- **INSTRUCTION**: Reproduce each line exactly, including spacing and punctuation.

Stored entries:
▽

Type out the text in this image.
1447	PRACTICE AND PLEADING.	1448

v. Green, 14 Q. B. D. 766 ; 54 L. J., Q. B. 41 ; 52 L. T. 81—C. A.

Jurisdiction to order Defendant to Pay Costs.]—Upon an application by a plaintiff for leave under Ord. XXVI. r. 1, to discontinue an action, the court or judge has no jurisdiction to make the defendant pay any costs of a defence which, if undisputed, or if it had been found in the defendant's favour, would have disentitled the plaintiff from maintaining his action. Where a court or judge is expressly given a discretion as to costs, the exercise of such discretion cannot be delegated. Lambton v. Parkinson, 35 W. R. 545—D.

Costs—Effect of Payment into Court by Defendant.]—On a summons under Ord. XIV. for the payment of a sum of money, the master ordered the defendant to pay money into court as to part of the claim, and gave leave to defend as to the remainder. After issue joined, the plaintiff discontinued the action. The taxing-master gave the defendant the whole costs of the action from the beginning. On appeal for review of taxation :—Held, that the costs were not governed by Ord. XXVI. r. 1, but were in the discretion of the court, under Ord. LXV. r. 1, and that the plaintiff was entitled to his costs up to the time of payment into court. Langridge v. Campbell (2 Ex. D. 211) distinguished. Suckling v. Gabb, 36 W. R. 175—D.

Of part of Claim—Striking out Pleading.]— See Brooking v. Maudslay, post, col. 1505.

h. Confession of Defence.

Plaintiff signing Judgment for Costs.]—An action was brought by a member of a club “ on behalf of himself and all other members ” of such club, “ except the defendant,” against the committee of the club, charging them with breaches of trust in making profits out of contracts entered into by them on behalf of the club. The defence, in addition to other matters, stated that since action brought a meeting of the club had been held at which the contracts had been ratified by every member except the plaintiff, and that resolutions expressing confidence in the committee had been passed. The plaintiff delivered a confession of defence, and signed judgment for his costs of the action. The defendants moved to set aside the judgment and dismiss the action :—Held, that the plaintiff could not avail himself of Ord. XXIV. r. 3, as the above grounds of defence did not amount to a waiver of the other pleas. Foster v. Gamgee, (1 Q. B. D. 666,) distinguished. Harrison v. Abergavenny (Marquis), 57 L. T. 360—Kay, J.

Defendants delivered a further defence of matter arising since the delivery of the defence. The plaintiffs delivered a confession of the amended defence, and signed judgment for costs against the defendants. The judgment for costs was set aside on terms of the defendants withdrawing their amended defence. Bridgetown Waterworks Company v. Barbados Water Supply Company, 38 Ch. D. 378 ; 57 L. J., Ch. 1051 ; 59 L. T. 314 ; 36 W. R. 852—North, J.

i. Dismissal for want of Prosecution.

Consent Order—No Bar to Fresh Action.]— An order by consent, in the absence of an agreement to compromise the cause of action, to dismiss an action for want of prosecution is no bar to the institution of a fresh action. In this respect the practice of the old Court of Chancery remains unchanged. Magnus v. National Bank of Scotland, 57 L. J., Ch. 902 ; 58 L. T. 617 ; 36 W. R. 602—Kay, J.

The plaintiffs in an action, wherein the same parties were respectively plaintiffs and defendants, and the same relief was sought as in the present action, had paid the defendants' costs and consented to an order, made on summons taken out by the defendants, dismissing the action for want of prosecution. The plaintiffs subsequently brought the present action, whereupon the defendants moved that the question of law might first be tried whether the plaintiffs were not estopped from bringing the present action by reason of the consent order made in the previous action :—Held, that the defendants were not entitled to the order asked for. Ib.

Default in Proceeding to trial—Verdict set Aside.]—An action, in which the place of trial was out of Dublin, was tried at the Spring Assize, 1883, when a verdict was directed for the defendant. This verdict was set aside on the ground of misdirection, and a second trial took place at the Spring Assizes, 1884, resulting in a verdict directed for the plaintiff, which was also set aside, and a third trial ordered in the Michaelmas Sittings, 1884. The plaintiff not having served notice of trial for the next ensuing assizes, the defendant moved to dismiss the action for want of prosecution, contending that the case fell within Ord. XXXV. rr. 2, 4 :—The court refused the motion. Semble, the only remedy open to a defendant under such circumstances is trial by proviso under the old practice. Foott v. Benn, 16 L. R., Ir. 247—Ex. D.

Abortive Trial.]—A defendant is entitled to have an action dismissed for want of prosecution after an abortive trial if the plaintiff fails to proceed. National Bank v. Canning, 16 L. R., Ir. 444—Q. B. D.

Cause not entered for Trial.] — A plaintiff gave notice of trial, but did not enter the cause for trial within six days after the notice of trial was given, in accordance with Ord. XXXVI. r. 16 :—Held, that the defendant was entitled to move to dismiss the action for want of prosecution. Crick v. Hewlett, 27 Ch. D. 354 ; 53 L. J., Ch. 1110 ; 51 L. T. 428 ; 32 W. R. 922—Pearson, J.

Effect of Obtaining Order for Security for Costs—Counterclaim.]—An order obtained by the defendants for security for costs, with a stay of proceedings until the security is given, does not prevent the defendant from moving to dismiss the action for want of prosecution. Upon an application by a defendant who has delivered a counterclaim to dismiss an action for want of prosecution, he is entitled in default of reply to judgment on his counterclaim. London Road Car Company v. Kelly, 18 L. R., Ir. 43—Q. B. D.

△

- **SOLUTION**:
Type out the text in this image.
1447	PRACTICE AND PLEADING.	1448

v. Green, 14 Q. B. D. 766 ; 54 L. J., Q. B. 41 ; 52 L. T. 81—C. A.

Jurisdiction to order Defendant to Pay Costs.]—Upon an application by a plaintiff for leave under Ord. XXVI. r. 1, to discontinue an action, the court or judge has no jurisdiction to make the defendant pay any costs of a defence which, if undisputed, or if it had been found in the defendant's favour, would have disentitled the plaintiff from maintaining his action. Where a court or judge is expressly given a discretion as to costs, the exercise of such discretion cannot be delegated. Lambton v. Parkinson, 35 W. R. 545—D.

Costs—Effect of Payment into Court by Defendant.]—On a summons under Ord. XIV. for the payment of a sum of money, the master ordered the defendant to pay money into court as to part of the claim, and gave leave to defend as to the remainder. After issue joined, the plaintiff discontinued the action. The taxing-master gave the defendant the whole costs of the action from the beginning. On appeal for review of taxation :—Held, that the costs were not governed by Ord. XXVI. r. 1, but were in the discretion of the court, under Ord. LXV. r. 1, and that the plaintiff was entitled to his costs up to the time of payment into court. Langridge v. Campbell (2 Ex. D. 211) distinguished. Suckling v. Gabb, 36 W. R. 175—D.

Of part of Claim—Striking out Pleading.]— See Brooking v. Maudslay, post, col. 1505.

h. Confession of Defence.

Plaintiff signing Judgment for Costs.]—An action was brought by a member of a club “ on behalf of himself and all other members ” of such club, “ except the defendant,” against the committee of the club, charging them with breaches of trust in making profits out of contracts entered into by them on behalf of the club. The defence, in addition to other matters, stated that since action brought a meeting of the club had been held at which the contracts had been ratified by every member except the plaintiff, and that resolutions expressing confidence in the committee had been passed. The plaintiff delivered a confession of defence, and signed judgment for his costs of the action. The defendants moved to set aside the judgment and dismiss the action :—Held, that the plaintiff could not avail himself of Ord. XXIV. r. 3, as the above grounds of defence did not amount to a waiver of the other pleas. Foster v. Gamgee, (1 Q. B. D. 666,) distinguished. Harrison v. Abergavenny (Marquis), 57 L. T. 360—Kay, J.

Defendants delivered a further defence of matter arising since the delivery of the defence. The plaintiffs delivered a confession of the amended defence, and signed judgment for costs against the defendants. The judgment for costs was set aside on terms of the defendants withdrawing their amended defence. Bridgetown Waterworks Company v. Barbados Water Supply Company, 38 Ch. D. 378 ; 57 L. J., Ch. 1051 ; 59 L. T. 314 ; 36 W. R. 852—North, J.

i. Dismissal for want of Prosecution.

Consent Order—No Bar to Fresh Action.]— An order by consent, in the absence of an agreement to compromise the cause of action, to dismiss an action for want of prosecution is no bar to the institution of a fresh action. In this respect the practice of the old Court of Chancery remains unchanged. Magnus v. National Bank of Scotland, 57 L. J., Ch. 902 ; 58 L. T. 617 ; 36 W. R. 602—Kay, J.

The plaintiffs in an action, wherein the same parties were respectively plaintiffs and defendants, and the same relief was sought as in the present action, had paid the defendants' costs and consented to an order, made on summons taken out by the defendants, dismissing the action for want of prosecution. The plaintiffs subsequently brought the present action, whereupon the defendants moved that the question of law might first be tried whether the plaintiffs were not estopped from bringing the present action by reason of the consent order made in the previous action :—Held, that the defendants were not entitled to the order asked for. Ib.

Default in Proceeding to trial—Verdict set Aside.]—An action, in which the place of trial was out of Dublin, was tried at the Spring Assize, 1883, when a verdict was directed for the defendant. This verdict was set aside on the ground of misdirection, and a second trial took place at the Spring Assizes, 1884, resulting in a verdict directed for the plaintiff, which was also set aside, and a third trial ordered in the Michaelmas Sittings, 1884. The plaintiff not having served notice of trial for the next ensuing assizes, the defendant moved to dismiss the action for want of prosecution, contending that the case fell within Ord. XXXV. rr. 2, 4 :—The court refused the motion. Semble, the only remedy open to a defendant under such circumstances is trial by proviso under the old practice. Foott v. Benn, 16 L. R., Ir. 247—Ex. D.

Abortive Trial.]—A defendant is entitled to have an action dismissed for want of prosecution after an abortive trial if the plaintiff fails to proceed. National Bank v. Canning, 16 L. R., Ir. 444—Q. B. D.

Cause not entered for Trial.] — A plaintiff gave notice of trial, but did not enter the cause for trial within six days after the notice of trial was given, in accordance with Ord. XXXVI. r. 16 :—Held, that the defendant was entitled to move to dismiss the action for want of prosecution. Crick v. Hewlett, 27 Ch. D. 354 ; 53 L. J., Ch. 1110 ; 51 L. T. 428 ; 32 W. R. 922—Pearson, J.

Effect of Obtaining Order for Security for Costs—Counterclaim.]—An order obtained by the defendants for security for costs, with a stay of proceedings until the security is given, does not prevent the defendant from moving to dismiss the action for want of prosecution. Upon an application by a defendant who has delivered a counterclaim to dismiss an action for want of prosecution, he is entitled in default of reply to judgment on his counterclaim. London Road Car Company v. Kelly, 18 L. R., Ir. 43—Q. B. D.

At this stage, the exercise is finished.